**Exercise description:**
In the listing below, how many lines contain the word "this"? Please respond with the number only.

**Given information:**
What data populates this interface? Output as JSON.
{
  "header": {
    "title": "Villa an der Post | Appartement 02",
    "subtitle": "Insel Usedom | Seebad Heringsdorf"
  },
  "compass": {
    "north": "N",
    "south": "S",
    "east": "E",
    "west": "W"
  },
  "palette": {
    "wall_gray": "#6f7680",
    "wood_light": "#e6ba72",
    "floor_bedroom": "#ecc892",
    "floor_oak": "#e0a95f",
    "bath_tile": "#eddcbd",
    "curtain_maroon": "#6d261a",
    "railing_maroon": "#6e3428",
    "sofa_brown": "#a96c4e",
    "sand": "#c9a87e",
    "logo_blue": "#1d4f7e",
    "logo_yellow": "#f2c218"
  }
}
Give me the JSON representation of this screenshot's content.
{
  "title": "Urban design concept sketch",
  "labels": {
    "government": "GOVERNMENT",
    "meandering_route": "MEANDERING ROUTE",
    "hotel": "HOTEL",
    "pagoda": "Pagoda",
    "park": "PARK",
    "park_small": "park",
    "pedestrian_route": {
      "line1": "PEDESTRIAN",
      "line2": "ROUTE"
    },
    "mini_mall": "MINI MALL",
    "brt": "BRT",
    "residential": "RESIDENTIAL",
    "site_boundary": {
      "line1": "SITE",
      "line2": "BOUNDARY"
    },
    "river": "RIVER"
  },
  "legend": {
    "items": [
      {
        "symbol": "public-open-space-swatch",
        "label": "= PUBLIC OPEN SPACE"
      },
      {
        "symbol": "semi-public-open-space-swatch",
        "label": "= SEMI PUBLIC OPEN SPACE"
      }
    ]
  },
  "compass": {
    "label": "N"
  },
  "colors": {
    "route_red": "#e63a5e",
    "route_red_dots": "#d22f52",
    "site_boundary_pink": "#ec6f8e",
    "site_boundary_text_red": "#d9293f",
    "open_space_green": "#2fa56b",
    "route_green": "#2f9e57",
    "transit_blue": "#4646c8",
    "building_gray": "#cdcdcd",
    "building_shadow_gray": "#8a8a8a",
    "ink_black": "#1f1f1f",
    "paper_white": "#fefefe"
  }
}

**Complete response:**
2